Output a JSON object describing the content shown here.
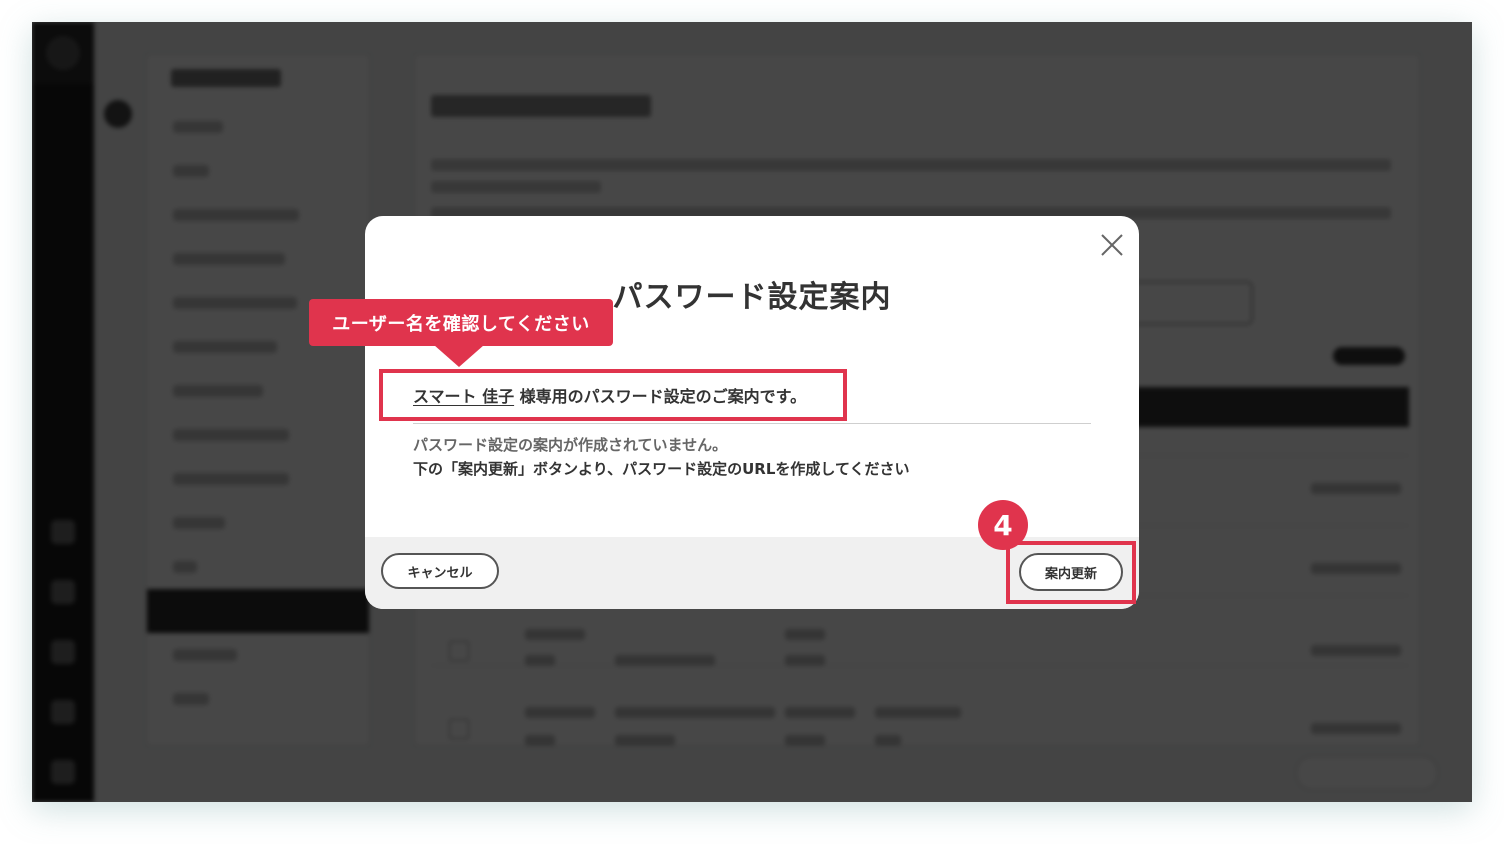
{
  "modal": {
    "title": "パスワード設定案内",
    "user_name": "スマート 佳子",
    "info_suffix": " 様専用のパスワード設定のご案内です。",
    "message_line1": "パスワード設定の案内が作成されていません。",
    "message_line2": "下の「案内更新」ボタンより、パスワード設定のURLを作成してください",
    "cancel_label": "キャンセル",
    "update_label": "案内更新"
  },
  "annotations": {
    "callout_text": "ユーザー名を確認してください",
    "step_number": "4"
  },
  "icons": {
    "close": "close-icon"
  },
  "colors": {
    "accent": "#e0344d",
    "overlay": "rgba(0,0,0,0.72)"
  }
}
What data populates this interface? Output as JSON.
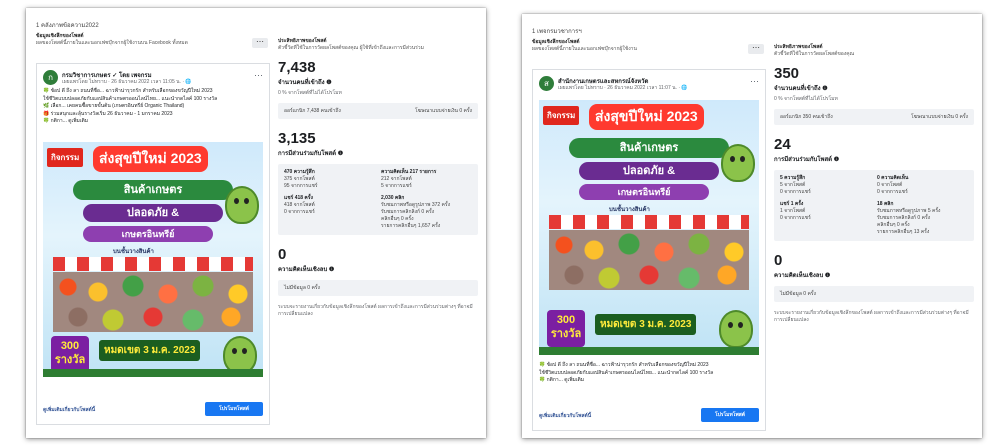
{
  "left": {
    "page_label": "1 คลังภาพข้อความ2022",
    "header_title": "ข้อมูลเชิงลึกของโพสต์",
    "header_text": "ผลของโพสต์นี้ภายในและนอกเฟซบุ๊กจากผู้ใช้งานบน Facebook ทั้งหมด",
    "post": {
      "avatar_letter": "ก",
      "page_name": "กรมวิชาการเกษตร ✓ โดย เพจกรม",
      "meta": "เผยแพร่โดย ไม่ทราบ · 26 ธันวาคม 2022 เวลา 11:05 น. · 🌐",
      "caption": [
        "🍀 ช้อป ดี ถึง ลา ถนนที่ชื่อ... ฉาวฟ้าน่ารุวกรัก สำหรับเลือกของขวัญปีใหม่ 2023",
        "ใช้ชีวิตแบบปลอดภัยกับแอปสินค้าเกษตรออนไลน์ไทย... แนะนำกดไลค์ 100 รางวัล",
        "🌿 เลือก... เคยคนซื้อขายขั้นต้น (เกษตรอินทรีย์ Organic Thailand)",
        "🎁 ร่วมสนุกและลุ้นรางวัลเริ่ม 26 ธันวาคม - 1 มกราคม 2023",
        "🍀 กติกา... ดูเพิ่มเติม"
      ],
      "poster": {
        "tag": "กิจกรรม",
        "headline": "ส่งสุขปีใหม่ 2023",
        "line1": "สินค้าเกษตร",
        "line2": "ปลอดภัย &",
        "line3": "เกษตรอินทรีย์",
        "sub": "บนชั้นวางสินค้า",
        "prize": "300 รางวัล",
        "deadline": "หมดเขต 3 ม.ค. 2023"
      },
      "boost_link": "ดูเพิ่มเติมเกี่ยวกับโพสต์นี้",
      "boost_button": "โปรโมทโพสต์"
    },
    "insights": {
      "title": "ประสิทธิภาพของโพสต์",
      "desc": "ตัวชี้วัดที่ใช้ในการวัดผลโพสต์ของคุณ ผู้ใช้ที่เข้าถึงและการมีส่วนร่วม",
      "reach": {
        "value": "7,438",
        "label": "จำนวนคนที่เข้าถึง ❶",
        "note": "0 % จากโพสต์ที่ไม่ได้โปรโมท",
        "organic": "ออร์แกนิก 7,438 คนเข้าถึง",
        "paid": "โฆษณาแบบจ่ายเงิน 0 ครั้ง"
      },
      "engage": {
        "value": "3,135",
        "label": "การมีส่วนร่วมกับโพสต์ ❶",
        "c1_head": "470 ความรู้สึก",
        "c1a": "375 จากโพสต์",
        "c1b": "95 จากการแชร์",
        "c2_head": "ความคิดเห็น 217 รายการ",
        "c2a": "212 จากโพสต์",
        "c2b": "5 จากการแชร์",
        "c3_head": "แชร์ 418 ครั้ง",
        "c3a": "418 จากโพสต์",
        "c3b": "0 จากการแชร์",
        "c4_head": "2,030 คลิก",
        "c4a": "รับชมภาพหรือดูรูปภาพ 372 ครั้ง",
        "c4b": "รับชมการคลิกลิงก์ 0 ครั้ง",
        "c4c": "คลิกอื่นๆ 0 ครั้ง",
        "c4d": "รายการคลิกอื่นๆ 1,657 ครั้ง"
      },
      "negative": {
        "value": "0",
        "label": "ความคิดเห็นเชิงลบ ❶",
        "box": "ไม่มีข้อมูล 0 ครั้ง"
      },
      "footnote": "ระบบจะรายงานเกี่ยวกับข้อมูลเชิงลึกของโพสต์ ผลการเข้าถึงและการมีส่วนร่วมต่างๆ ที่อาจมีการเปลี่ยนแปลง"
    }
  },
  "right": {
    "page_label": "1 เพจกรมวชาการฯ",
    "header_title": "ข้อมูลเชิงลึกของโพสต์",
    "header_text": "ผลของโพสต์นี้ภายในและนอกเฟซบุ๊กจากผู้ใช้งาน",
    "post": {
      "avatar_letter": "ส",
      "page_name": "สำนักงานเกษตรและสหกรณ์จังหวัด",
      "meta": "เผยแพร่โดย ไม่ทราบ · 26 ธันวาคม 2022 เวลา 11:07 น. · 🌐",
      "caption": [
        "🍀 ช้อป ดี ถึง ลา ถนนที่ชื่อ... ฉาวฟ้าน่ารุวกรัก สำหรับเลือกของขวัญปีใหม่ 2023",
        "ใช้ชีวิตแบบปลอดภัยกับแอปสินค้าเกษตรออนไลน์ไทย... แนะนำกดไลค์ 100 รางวัล",
        "🍀 กติกา... ดูเพิ่มเติม"
      ],
      "poster": {
        "tag": "กิจกรรม",
        "headline": "ส่งสุขปีใหม่ 2023",
        "line1": "สินค้าเกษตร",
        "line2": "ปลอดภัย &",
        "line3": "เกษตรอินทรีย์",
        "sub": "บนชั้นวางสินค้า",
        "prize": "300 รางวัล",
        "deadline": "หมดเขต 3 ม.ค. 2023"
      },
      "boost_link": "ดูเพิ่มเติมเกี่ยวกับโพสต์นี้",
      "boost_button": "โปรโมทโพสต์"
    },
    "insights": {
      "title": "ประสิทธิภาพของโพสต์",
      "desc": "ตัวชี้วัดที่ใช้ในการวัดผลโพสต์ของคุณ",
      "reach": {
        "value": "350",
        "label": "จำนวนคนที่เข้าถึง ❶",
        "note": "0 % จากโพสต์ที่ไม่ได้โปรโมท",
        "organic": "ออร์แกนิก 350 คนเข้าถึง",
        "paid": "โฆษณาแบบจ่ายเงิน 0 ครั้ง"
      },
      "engage": {
        "value": "24",
        "label": "การมีส่วนร่วมกับโพสต์ ❶",
        "c1_head": "5 ความรู้สึก",
        "c1a": "5 จากโพสต์",
        "c1b": "0 จากการแชร์",
        "c2_head": "0 ความคิดเห็น",
        "c2a": "0 จากโพสต์",
        "c2b": "0 จากการแชร์",
        "c3_head": "แชร์ 1 ครั้ง",
        "c3a": "1 จากโพสต์",
        "c3b": "0 จากการแชร์",
        "c4_head": "18 คลิก",
        "c4a": "รับชมภาพหรือดูรูปภาพ 5 ครั้ง",
        "c4b": "รับชมการคลิกลิงก์ 0 ครั้ง",
        "c4c": "คลิกอื่นๆ 0 ครั้ง",
        "c4d": "รายการคลิกอื่นๆ 13 ครั้ง"
      },
      "negative": {
        "value": "0",
        "label": "ความคิดเห็นเชิงลบ ❶",
        "box": "ไม่มีข้อมูล 0 ครั้ง"
      },
      "footnote": "ระบบจะรายงานเกี่ยวกับข้อมูลเชิงลึกของโพสต์ ผลการเข้าถึงและการมีส่วนร่วมต่างๆ ที่อาจมีการเปลี่ยนแปลง"
    }
  },
  "colors": {
    "accent": "#1877f2",
    "panel": "#f0f2f5",
    "poster_red": "#e0271d",
    "poster_green": "#2b8a3e"
  },
  "icons": {
    "more": "more-horizontal-icon",
    "globe": "globe-icon",
    "info": "info-icon"
  }
}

★ ★ ★ ★

Reproduce the entries exactly. Do not carry over any picture.

Output a JSON object describing the content shown here.
{
  "modal": {
    "title": "パスワード設定案内",
    "user_name": "スマート 佳子",
    "info_suffix": " 様専用のパスワード設定のご案内です。",
    "message_line1": "パスワード設定の案内が作成されていません。",
    "message_line2": "下の「案内更新」ボタンより、パスワード設定のURLを作成してください",
    "cancel_label": "キャンセル",
    "update_label": "案内更新"
  },
  "annotations": {
    "callout_text": "ユーザー名を確認してください",
    "step_number": "4"
  },
  "icons": {
    "close": "close-icon"
  },
  "colors": {
    "accent": "#e0344d",
    "overlay": "rgba(0,0,0,0.72)"
  }
}
What data populates this interface? Output as JSON.
{
  "left": {
    "page_label": "1 คลังภาพข้อความ2022",
    "header_title": "ข้อมูลเชิงลึกของโพสต์",
    "header_text": "ผลของโพสต์นี้ภายในและนอกเฟซบุ๊กจากผู้ใช้งานบน Facebook ทั้งหมด",
    "post": {
      "avatar_letter": "ก",
      "page_name": "กรมวิชาการเกษตร ✓ โดย เพจกรม",
      "meta": "เผยแพร่โดย ไม่ทราบ · 26 ธันวาคม 2022 เวลา 11:05 น. · 🌐",
      "caption": [
        "🍀 ช้อป ดี ถึง ลา ถนนที่ชื่อ... ฉาวฟ้าน่ารุวกรัก สำหรับเลือกของขวัญปีใหม่ 2023",
        "ใช้ชีวิตแบบปลอดภัยกับแอปสินค้าเกษตรออนไลน์ไทย... แนะนำกดไลค์ 100 รางวัล",
        "🌿 เลือก... เคยคนซื้อขายขั้นต้น (เกษตรอินทรีย์ Organic Thailand)",
        "🎁 ร่วมสนุกและลุ้นรางวัลเริ่ม 26 ธันวาคม - 1 มกราคม 2023",
        "🍀 กติกา... ดูเพิ่มเติม"
      ],
      "poster": {
        "tag": "กิจกรรม",
        "headline": "ส่งสุขปีใหม่ 2023",
        "line1": "สินค้าเกษตร",
        "line2": "ปลอดภัย &",
        "line3": "เกษตรอินทรีย์",
        "sub": "บนชั้นวางสินค้า",
        "prize": "300 รางวัล",
        "deadline": "หมดเขต 3 ม.ค. 2023"
      },
      "boost_link": "ดูเพิ่มเติมเกี่ยวกับโพสต์นี้",
      "boost_button": "โปรโมทโพสต์"
    },
    "insights": {
      "title": "ประสิทธิภาพของโพสต์",
      "desc": "ตัวชี้วัดที่ใช้ในการวัดผลโพสต์ของคุณ ผู้ใช้ที่เข้าถึงและการมีส่วนร่วม",
      "reach": {
        "value": "7,438",
        "label": "จำนวนคนที่เข้าถึง ❶",
        "note": "0 % จากโพสต์ที่ไม่ได้โปรโมท",
        "organic": "ออร์แกนิก 7,438 คนเข้าถึง",
        "paid": "โฆษณาแบบจ่ายเงิน 0 ครั้ง"
      },
      "engage": {
        "value": "3,135",
        "label": "การมีส่วนร่วมกับโพสต์ ❶",
        "c1_head": "470 ความรู้สึก",
        "c1a": "375 จากโพสต์",
        "c1b": "95 จากการแชร์",
        "c2_head": "ความคิดเห็น 217 รายการ",
        "c2a": "212 จากโพสต์",
        "c2b": "5 จากการแชร์",
        "c3_head": "แชร์ 418 ครั้ง",
        "c3a": "418 จากโพสต์",
        "c3b": "0 จากการแชร์",
        "c4_head": "2,030 คลิก",
        "c4a": "รับชมภาพหรือดูรูปภาพ 372 ครั้ง",
        "c4b": "รับชมการคลิกลิงก์ 0 ครั้ง",
        "c4c": "คลิกอื่นๆ 0 ครั้ง",
        "c4d": "รายการคลิกอื่นๆ 1,657 ครั้ง"
      },
      "negative": {
        "value": "0",
        "label": "ความคิดเห็นเชิงลบ ❶",
        "box": "ไม่มีข้อมูล 0 ครั้ง"
      },
      "footnote": "ระบบจะรายงานเกี่ยวกับข้อมูลเชิงลึกของโพสต์ ผลการเข้าถึงและการมีส่วนร่วมต่างๆ ที่อาจมีการเปลี่ยนแปลง"
    }
  },
  "right": {
    "page_label": "1 เพจกรมวชาการฯ",
    "header_title": "ข้อมูลเชิงลึกของโพสต์",
    "header_text": "ผลของโพสต์นี้ภายในและนอกเฟซบุ๊กจากผู้ใช้งาน",
    "post": {
      "avatar_letter": "ส",
      "page_name": "สำนักงานเกษตรและสหกรณ์จังหวัด",
      "meta": "เผยแพร่โดย ไม่ทราบ · 26 ธันวาคม 2022 เวลา 11:07 น. · 🌐",
      "caption": [
        "🍀 ช้อป ดี ถึง ลา ถนนที่ชื่อ... ฉาวฟ้าน่ารุวกรัก สำหรับเลือกของขวัญปีใหม่ 2023",
        "ใช้ชีวิตแบบปลอดภัยกับแอปสินค้าเกษตรออนไลน์ไทย... แนะนำกดไลค์ 100 รางวัล",
        "🍀 กติกา... ดูเพิ่มเติม"
      ],
      "poster": {
        "tag": "กิจกรรม",
        "headline": "ส่งสุขปีใหม่ 2023",
        "line1": "สินค้าเกษตร",
        "line2": "ปลอดภัย &",
        "line3": "เกษตรอินทรีย์",
        "sub": "บนชั้นวางสินค้า",
        "prize": "300 รางวัล",
        "deadline": "หมดเขต 3 ม.ค. 2023"
      },
      "boost_link": "ดูเพิ่มเติมเกี่ยวกับโพสต์นี้",
      "boost_button": "โปรโมทโพสต์"
    },
    "insights": {
      "title": "ประสิทธิภาพของโพสต์",
      "desc": "ตัวชี้วัดที่ใช้ในการวัดผลโพสต์ของคุณ",
      "reach": {
        "value": "350",
        "label": "จำนวนคนที่เข้าถึง ❶",
        "note": "0 % จากโพสต์ที่ไม่ได้โปรโมท",
        "organic": "ออร์แกนิก 350 คนเข้าถึง",
        "paid": "โฆษณาแบบจ่ายเงิน 0 ครั้ง"
      },
      "engage": {
        "value": "24",
        "label": "การมีส่วนร่วมกับโพสต์ ❶",
        "c1_head": "5 ความรู้สึก",
        "c1a": "5 จากโพสต์",
        "c1b": "0 จากการแชร์",
        "c2_head": "0 ความคิดเห็น",
        "c2a": "0 จากโพสต์",
        "c2b": "0 จากการแชร์",
        "c3_head": "แชร์ 1 ครั้ง",
        "c3a": "1 จากโพสต์",
        "c3b": "0 จากการแชร์",
        "c4_head": "18 คลิก",
        "c4a": "รับชมภาพหรือดูรูปภาพ 5 ครั้ง",
        "c4b": "รับชมการคลิกลิงก์ 0 ครั้ง",
        "c4c": "คลิกอื่นๆ 0 ครั้ง",
        "c4d": "รายการคลิกอื่นๆ 13 ครั้ง"
      },
      "negative": {
        "value": "0",
        "label": "ความคิดเห็นเชิงลบ ❶",
        "box": "ไม่มีข้อมูล 0 ครั้ง"
      },
      "footnote": "ระบบจะรายงานเกี่ยวกับข้อมูลเชิงลึกของโพสต์ ผลการเข้าถึงและการมีส่วนร่วมต่างๆ ที่อาจมีการเปลี่ยนแปลง"
    }
  },
  "colors": {
    "accent": "#1877f2",
    "panel": "#f0f2f5",
    "poster_red": "#e0271d",
    "poster_green": "#2b8a3e"
  },
  "icons": {
    "more": "more-horizontal-icon",
    "globe": "globe-icon",
    "info": "info-icon"
  }
}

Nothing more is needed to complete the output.